[WORK TO COMPLETE]: How many of the lines below contain "forward"? Answer with that number alone.

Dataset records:

((

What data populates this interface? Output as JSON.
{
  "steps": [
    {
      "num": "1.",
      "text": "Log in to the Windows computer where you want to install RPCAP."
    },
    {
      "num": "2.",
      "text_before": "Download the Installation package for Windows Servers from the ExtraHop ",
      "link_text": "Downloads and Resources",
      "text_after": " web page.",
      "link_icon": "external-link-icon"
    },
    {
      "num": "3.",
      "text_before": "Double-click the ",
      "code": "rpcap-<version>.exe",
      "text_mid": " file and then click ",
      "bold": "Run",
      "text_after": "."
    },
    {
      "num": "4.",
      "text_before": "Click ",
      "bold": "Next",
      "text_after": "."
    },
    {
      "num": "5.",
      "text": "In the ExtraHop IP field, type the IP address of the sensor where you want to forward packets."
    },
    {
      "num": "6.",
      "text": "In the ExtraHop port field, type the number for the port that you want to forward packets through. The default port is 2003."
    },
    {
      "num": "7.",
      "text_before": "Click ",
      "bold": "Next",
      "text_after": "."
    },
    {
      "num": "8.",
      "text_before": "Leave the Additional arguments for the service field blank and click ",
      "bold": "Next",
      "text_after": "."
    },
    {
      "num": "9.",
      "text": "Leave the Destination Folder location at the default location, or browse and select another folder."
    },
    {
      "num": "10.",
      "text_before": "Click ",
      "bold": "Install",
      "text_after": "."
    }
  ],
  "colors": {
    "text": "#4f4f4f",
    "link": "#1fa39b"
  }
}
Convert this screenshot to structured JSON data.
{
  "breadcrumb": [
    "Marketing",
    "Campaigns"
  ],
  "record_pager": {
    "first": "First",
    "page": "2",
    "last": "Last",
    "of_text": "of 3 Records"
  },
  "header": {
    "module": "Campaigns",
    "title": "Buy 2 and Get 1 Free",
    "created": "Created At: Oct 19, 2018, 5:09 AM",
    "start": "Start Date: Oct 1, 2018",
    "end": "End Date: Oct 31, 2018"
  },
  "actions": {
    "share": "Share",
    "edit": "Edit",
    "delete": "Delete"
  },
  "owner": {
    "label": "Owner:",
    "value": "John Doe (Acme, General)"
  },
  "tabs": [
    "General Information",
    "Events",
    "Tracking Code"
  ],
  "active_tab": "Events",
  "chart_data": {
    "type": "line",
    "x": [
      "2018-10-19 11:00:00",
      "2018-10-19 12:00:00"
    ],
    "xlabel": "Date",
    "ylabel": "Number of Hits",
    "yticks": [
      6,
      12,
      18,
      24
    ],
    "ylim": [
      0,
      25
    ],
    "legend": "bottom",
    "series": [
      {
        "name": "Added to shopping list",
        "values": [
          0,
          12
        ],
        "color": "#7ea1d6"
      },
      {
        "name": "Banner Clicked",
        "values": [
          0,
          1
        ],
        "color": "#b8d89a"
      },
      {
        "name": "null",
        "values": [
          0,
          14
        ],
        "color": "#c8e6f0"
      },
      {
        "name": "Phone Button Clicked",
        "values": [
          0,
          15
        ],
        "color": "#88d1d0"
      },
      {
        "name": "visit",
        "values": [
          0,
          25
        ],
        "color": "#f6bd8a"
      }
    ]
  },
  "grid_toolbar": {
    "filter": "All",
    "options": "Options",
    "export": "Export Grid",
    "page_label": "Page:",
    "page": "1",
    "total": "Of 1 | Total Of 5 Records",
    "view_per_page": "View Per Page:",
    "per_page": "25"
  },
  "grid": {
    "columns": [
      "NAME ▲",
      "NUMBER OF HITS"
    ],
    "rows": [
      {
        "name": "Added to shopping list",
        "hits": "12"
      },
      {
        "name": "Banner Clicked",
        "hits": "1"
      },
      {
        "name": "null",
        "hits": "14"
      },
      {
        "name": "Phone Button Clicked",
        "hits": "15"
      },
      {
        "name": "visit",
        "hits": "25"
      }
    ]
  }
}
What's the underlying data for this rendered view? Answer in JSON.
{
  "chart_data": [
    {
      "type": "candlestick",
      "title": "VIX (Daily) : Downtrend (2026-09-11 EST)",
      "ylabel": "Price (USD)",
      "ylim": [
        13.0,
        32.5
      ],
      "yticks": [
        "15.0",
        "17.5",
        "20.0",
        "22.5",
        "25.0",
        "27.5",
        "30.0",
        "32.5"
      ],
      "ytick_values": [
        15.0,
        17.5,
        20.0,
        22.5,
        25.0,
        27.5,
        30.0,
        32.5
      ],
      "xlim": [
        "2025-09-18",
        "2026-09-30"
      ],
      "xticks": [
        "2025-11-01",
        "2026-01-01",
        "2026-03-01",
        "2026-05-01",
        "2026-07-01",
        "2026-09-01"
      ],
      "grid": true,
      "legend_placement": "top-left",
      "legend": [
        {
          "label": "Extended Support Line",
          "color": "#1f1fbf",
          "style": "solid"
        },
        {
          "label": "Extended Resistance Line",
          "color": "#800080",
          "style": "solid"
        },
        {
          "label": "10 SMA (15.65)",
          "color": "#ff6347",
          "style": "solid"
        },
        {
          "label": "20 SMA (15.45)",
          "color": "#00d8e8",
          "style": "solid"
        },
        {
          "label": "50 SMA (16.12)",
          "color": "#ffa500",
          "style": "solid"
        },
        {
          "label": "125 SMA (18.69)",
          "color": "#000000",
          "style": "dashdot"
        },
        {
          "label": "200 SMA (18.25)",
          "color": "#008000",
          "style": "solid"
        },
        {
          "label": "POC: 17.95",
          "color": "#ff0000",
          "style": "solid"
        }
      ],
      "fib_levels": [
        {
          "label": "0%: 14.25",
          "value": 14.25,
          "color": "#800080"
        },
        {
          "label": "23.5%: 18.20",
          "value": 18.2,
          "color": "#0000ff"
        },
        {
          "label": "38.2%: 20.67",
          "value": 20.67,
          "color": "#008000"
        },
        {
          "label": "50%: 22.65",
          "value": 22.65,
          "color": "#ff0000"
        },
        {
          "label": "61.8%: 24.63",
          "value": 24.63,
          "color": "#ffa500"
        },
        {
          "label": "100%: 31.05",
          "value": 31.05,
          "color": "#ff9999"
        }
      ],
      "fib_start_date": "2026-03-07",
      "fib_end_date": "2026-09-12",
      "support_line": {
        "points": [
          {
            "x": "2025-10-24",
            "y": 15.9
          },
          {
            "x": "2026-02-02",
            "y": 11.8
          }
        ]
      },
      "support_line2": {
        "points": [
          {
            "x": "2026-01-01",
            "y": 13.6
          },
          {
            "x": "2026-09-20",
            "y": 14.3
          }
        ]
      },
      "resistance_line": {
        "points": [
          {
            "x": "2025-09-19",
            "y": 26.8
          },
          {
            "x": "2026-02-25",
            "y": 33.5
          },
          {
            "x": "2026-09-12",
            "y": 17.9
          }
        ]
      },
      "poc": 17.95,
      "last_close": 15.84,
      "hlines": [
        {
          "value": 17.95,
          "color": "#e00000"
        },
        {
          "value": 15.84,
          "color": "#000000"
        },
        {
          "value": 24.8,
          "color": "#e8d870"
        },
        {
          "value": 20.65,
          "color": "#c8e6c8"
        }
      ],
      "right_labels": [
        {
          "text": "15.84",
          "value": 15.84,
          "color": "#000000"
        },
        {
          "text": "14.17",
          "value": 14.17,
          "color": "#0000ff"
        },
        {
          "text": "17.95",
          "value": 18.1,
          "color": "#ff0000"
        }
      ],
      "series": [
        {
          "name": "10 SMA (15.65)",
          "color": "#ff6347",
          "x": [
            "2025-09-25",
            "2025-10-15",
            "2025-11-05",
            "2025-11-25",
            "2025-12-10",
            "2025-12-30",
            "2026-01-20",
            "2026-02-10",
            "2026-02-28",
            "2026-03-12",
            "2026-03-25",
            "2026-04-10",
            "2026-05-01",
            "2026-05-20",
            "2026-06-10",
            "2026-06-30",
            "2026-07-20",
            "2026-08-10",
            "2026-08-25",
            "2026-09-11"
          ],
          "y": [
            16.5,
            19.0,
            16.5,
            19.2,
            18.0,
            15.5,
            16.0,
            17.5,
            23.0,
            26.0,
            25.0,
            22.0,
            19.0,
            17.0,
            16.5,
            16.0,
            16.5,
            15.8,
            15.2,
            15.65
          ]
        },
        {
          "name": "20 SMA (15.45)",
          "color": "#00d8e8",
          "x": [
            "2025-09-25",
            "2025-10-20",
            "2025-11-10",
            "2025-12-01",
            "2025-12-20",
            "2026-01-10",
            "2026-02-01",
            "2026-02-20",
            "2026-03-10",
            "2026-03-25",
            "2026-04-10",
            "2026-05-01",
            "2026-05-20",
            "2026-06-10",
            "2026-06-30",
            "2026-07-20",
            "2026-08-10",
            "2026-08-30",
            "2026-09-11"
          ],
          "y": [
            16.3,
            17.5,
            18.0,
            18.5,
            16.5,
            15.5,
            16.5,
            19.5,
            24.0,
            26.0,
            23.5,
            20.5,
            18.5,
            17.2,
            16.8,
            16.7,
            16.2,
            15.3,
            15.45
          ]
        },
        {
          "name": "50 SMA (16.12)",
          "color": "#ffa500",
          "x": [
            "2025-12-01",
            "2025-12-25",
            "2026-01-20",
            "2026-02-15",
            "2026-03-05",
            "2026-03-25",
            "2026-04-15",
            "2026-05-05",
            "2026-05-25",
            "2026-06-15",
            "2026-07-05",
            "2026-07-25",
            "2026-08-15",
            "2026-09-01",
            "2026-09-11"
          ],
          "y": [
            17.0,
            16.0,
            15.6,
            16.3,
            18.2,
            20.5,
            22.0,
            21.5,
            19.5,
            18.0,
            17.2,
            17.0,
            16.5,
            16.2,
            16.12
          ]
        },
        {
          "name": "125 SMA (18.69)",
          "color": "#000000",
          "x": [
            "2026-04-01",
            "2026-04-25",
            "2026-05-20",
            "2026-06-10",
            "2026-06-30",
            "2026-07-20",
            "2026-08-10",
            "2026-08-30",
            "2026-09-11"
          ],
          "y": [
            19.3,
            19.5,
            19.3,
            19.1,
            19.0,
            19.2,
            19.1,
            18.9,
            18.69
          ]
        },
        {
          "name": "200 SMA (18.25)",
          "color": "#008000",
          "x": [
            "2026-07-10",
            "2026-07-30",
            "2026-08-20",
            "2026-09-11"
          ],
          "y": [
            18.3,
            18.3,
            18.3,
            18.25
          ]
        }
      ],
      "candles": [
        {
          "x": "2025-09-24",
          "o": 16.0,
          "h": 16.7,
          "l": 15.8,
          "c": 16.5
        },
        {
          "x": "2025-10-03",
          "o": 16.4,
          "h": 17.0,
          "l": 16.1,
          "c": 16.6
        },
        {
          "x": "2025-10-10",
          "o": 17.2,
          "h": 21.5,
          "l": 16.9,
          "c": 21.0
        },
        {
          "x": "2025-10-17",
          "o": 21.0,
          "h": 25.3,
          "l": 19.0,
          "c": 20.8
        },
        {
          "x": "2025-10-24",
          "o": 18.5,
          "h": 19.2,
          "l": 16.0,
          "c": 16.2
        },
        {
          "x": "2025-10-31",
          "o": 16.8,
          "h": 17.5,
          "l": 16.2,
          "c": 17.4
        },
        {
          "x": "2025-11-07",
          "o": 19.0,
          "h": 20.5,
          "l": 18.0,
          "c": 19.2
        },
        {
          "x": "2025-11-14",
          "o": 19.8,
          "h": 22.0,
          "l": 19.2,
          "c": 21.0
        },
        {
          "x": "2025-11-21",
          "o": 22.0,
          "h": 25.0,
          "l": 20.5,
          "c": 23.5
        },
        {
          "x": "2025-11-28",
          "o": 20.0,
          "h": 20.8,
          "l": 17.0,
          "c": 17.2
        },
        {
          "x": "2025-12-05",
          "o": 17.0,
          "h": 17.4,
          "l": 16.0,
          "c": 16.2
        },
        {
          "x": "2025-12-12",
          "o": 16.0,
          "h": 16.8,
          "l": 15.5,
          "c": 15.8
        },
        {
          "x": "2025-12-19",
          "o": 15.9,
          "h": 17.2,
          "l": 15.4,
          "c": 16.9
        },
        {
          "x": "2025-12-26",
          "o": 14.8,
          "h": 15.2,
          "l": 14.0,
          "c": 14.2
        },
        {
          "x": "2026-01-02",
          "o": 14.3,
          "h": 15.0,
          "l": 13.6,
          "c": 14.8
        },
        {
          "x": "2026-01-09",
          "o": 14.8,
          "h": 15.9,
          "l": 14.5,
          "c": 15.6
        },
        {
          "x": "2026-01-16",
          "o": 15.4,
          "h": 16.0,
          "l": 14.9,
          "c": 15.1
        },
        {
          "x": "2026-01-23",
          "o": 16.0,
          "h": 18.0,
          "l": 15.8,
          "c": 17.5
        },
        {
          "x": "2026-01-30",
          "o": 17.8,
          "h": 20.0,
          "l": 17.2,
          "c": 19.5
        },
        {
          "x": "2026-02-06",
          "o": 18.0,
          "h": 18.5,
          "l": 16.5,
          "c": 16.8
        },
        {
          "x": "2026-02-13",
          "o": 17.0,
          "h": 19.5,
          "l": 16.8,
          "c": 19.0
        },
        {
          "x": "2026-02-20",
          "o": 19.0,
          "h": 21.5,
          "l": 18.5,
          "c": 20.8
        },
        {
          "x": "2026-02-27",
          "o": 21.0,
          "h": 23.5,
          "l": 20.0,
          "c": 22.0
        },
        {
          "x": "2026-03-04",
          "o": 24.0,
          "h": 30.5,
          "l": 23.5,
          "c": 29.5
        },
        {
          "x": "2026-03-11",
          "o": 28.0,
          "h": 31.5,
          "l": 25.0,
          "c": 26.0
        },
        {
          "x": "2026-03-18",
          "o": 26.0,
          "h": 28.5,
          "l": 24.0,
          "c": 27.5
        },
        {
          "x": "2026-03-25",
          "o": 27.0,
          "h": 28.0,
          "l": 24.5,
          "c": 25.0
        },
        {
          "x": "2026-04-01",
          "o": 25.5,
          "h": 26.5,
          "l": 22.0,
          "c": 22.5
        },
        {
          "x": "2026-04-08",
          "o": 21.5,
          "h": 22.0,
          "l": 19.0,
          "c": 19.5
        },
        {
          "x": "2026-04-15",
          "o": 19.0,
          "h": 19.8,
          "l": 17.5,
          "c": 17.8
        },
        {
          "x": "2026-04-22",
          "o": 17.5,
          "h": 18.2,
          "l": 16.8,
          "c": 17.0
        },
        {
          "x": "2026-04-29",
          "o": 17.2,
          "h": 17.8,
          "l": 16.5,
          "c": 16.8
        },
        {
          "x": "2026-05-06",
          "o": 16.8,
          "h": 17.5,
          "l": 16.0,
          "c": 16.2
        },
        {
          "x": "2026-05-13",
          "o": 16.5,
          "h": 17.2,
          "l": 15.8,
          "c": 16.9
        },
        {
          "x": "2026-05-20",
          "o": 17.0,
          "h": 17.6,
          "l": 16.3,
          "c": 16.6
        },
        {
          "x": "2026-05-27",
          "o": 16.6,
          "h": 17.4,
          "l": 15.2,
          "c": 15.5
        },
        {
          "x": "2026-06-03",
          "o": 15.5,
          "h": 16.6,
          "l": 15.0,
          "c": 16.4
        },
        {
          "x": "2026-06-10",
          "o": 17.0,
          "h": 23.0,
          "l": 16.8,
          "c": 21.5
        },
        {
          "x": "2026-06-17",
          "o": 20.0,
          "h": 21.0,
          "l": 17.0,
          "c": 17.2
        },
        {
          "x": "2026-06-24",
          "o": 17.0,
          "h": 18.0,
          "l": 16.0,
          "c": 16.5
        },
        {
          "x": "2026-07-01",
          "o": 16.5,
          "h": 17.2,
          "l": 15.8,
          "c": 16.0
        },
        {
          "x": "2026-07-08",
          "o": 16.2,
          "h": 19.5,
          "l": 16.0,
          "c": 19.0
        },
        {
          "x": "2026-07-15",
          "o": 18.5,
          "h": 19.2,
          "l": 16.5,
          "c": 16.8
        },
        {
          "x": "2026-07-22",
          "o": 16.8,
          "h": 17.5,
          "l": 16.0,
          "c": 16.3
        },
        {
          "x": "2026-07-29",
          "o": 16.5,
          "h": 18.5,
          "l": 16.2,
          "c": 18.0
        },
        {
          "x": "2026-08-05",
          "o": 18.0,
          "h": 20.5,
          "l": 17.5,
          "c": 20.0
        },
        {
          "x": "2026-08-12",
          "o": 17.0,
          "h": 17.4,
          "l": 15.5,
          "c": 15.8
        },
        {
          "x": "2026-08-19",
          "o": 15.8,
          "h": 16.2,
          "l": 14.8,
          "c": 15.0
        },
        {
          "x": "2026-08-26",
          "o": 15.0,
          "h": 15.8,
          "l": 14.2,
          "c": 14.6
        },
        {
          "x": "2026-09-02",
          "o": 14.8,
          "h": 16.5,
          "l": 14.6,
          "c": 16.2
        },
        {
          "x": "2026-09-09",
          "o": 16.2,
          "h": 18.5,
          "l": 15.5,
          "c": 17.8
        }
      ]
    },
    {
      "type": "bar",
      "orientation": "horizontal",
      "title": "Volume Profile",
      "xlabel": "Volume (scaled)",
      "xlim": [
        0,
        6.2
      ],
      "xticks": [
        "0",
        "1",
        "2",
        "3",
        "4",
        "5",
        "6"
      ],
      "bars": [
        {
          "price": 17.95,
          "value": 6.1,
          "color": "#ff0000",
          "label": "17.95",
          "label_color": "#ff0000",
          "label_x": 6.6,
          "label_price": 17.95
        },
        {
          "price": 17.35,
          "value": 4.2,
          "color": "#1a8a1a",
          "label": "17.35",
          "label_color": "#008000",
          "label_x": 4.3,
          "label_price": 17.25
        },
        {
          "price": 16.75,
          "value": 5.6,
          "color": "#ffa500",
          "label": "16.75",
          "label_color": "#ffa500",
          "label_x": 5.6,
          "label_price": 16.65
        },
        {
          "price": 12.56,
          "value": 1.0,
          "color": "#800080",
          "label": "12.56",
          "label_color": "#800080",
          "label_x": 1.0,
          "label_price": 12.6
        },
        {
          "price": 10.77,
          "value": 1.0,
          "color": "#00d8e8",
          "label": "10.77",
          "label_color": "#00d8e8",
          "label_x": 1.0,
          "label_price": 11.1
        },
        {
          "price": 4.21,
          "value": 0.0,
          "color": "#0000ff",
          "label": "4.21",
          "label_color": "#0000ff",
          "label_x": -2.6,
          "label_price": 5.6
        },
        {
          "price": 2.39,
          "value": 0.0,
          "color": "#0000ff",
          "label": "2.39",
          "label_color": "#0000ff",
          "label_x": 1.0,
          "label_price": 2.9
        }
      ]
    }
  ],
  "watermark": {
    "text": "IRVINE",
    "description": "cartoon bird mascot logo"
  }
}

))

[WRITTEN RESPONSE]: 2